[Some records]

##############################

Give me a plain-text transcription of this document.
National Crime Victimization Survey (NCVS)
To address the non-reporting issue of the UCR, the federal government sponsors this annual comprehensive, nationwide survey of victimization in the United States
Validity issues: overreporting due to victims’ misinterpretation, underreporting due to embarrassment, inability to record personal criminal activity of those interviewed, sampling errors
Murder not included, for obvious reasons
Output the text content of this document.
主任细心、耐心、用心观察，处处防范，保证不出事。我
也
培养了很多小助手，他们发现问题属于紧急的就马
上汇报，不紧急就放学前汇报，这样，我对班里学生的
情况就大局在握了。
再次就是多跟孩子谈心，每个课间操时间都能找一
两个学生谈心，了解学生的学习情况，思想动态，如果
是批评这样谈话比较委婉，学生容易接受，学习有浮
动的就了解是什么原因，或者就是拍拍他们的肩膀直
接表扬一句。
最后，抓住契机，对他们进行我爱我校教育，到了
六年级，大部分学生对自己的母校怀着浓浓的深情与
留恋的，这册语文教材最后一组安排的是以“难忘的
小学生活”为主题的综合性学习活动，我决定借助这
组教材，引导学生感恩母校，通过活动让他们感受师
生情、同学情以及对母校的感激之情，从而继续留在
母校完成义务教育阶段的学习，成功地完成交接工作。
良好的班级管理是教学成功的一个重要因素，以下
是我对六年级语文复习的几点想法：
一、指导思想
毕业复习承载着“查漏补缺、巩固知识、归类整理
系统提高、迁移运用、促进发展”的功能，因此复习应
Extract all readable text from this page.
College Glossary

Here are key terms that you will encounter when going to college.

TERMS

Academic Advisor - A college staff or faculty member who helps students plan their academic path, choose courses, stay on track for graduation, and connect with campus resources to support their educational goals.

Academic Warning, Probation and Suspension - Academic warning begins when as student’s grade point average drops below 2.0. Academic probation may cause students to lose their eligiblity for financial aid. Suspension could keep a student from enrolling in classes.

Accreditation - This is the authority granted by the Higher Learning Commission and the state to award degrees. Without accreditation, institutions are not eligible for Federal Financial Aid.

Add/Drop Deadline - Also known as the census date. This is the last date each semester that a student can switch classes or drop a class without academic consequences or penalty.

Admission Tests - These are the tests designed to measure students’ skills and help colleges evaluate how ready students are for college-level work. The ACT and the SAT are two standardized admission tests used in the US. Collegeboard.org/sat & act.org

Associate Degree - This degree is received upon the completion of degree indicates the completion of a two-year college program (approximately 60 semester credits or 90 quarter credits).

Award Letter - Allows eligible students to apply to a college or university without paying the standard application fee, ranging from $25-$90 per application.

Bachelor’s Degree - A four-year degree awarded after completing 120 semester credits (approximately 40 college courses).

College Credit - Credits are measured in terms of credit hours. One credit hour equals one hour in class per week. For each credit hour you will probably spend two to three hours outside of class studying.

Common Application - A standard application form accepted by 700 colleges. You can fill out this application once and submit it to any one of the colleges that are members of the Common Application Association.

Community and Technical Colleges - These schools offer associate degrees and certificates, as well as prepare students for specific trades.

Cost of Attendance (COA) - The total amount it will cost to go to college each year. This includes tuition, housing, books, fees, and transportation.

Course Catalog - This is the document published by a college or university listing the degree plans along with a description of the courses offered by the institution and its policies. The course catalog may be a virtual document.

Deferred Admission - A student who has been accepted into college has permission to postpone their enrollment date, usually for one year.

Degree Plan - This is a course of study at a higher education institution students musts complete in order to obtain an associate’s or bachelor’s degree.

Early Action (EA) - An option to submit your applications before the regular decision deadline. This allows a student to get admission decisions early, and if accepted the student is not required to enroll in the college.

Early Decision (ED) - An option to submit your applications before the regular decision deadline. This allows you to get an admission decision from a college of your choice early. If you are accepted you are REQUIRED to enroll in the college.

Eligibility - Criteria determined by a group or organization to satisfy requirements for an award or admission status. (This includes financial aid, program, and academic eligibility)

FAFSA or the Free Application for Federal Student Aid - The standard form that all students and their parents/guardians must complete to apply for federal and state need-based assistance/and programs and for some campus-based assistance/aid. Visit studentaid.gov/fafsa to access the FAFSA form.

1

##############################

* YOUR TASK *
Your task is to reproduce all of the records exactly.

* RESULT OF THE EXERCISE *
Give me a plain-text transcription of this document.
National Crime Victimization Survey (NCVS)
To address the non-reporting issue of the UCR, the federal government sponsors this annual comprehensive, nationwide survey of victimization in the United States
Validity issues: overreporting due to victims’ misinterpretation, underreporting due to embarrassment, inability to record personal criminal activity of those interviewed, sampling errors
Murder not included, for obvious reasons
Output the text content of this document.
主任细心、耐心、用心观察，处处防范，保证不出事。我
也
培养了很多小助手，他们发现问题属于紧急的就马
上汇报，不紧急就放学前汇报，这样，我对班里学生的
情况就大局在握了。
再次就是多跟孩子谈心，每个课间操时间都能找一
两个学生谈心，了解学生的学习情况，思想动态，如果
是批评这样谈话比较委婉，学生容易接受，学习有浮
动的就了解是什么原因，或者就是拍拍他们的肩膀直
接表扬一句。
最后，抓住契机，对他们进行我爱我校教育，到了
六年级，大部分学生对自己的母校怀着浓浓的深情与
留恋的，这册语文教材最后一组安排的是以“难忘的
小学生活”为主题的综合性学习活动，我决定借助这
组教材，引导学生感恩母校，通过活动让他们感受师
生情、同学情以及对母校的感激之情，从而继续留在
母校完成义务教育阶段的学习，成功地完成交接工作。
良好的班级管理是教学成功的一个重要因素，以下
是我对六年级语文复习的几点想法：
一、指导思想
毕业复习承载着“查漏补缺、巩固知识、归类整理
系统提高、迁移运用、促进发展”的功能，因此复习应
Extract all readable text from this page.
College Glossary

Here are key terms that you will encounter when going to college.

TERMS

Academic Advisor - A college staff or faculty member who helps students plan their academic path, choose courses, stay on track for graduation, and connect with campus resources to support their educational goals.

Academic Warning, Probation and Suspension - Academic warning begins when as student’s grade point average drops below 2.0. Academic probation may cause students to lose their eligiblity for financial aid. Suspension could keep a student from enrolling in classes.

Accreditation - This is the authority granted by the Higher Learning Commission and the state to award degrees. Without accreditation, institutions are not eligible for Federal Financial Aid.

Add/Drop Deadline - Also known as the census date. This is the last date each semester that a student can switch classes or drop a class without academic consequences or penalty.

Admission Tests - These are the tests designed to measure students’ skills and help colleges evaluate how ready students are for college-level work. The ACT and the SAT are two standardized admission tests used in the US. Collegeboard.org/sat & act.org

Associate Degree - This degree is received upon the completion of degree indicates the completion of a two-year college program (approximately 60 semester credits or 90 quarter credits).

Award Letter - Allows eligible students to apply to a college or university without paying the standard application fee, ranging from $25-$90 per application.

Bachelor’s Degree - A four-year degree awarded after completing 120 semester credits (approximately 40 college courses).

College Credit - Credits are measured in terms of credit hours. One credit hour equals one hour in class per week. For each credit hour you will probably spend two to three hours outside of class studying.

Common Application - A standard application form accepted by 700 colleges. You can fill out this application once and submit it to any one of the colleges that are members of the Common Application Association.

Community and Technical Colleges - These schools offer associate degrees and certificates, as well as prepare students for specific trades.

Cost of Attendance (COA) - The total amount it will cost to go to college each year. This includes tuition, housing, books, fees, and transportation.

Course Catalog - This is the document published by a college or university listing the degree plans along with a description of the courses offered by the institution and its policies. The course catalog may be a virtual document.

Deferred Admission - A student who has been accepted into college has permission to postpone their enrollment date, usually for one year.

Degree Plan - This is a course of study at a higher education institution students musts complete in order to obtain an associate’s or bachelor’s degree.

Early Action (EA) - An option to submit your applications before the regular decision deadline. This allows a student to get admission decisions early, and if accepted the student is not required to enroll in the college.

Early Decision (ED) - An option to submit your applications before the regular decision deadline. This allows you to get an admission decision from a college of your choice early. If you are accepted you are REQUIRED to enroll in the college.

Eligibility - Criteria determined by a group or organization to satisfy requirements for an award or admission status. (This includes financial aid, program, and academic eligibility)

FAFSA or the Free Application for Federal Student Aid - The standard form that all students and their parents/guardians must complete to apply for federal and state need-based assistance/and programs and for some campus-based assistance/aid. Visit studentaid.gov/fafsa to access the FAFSA form.

1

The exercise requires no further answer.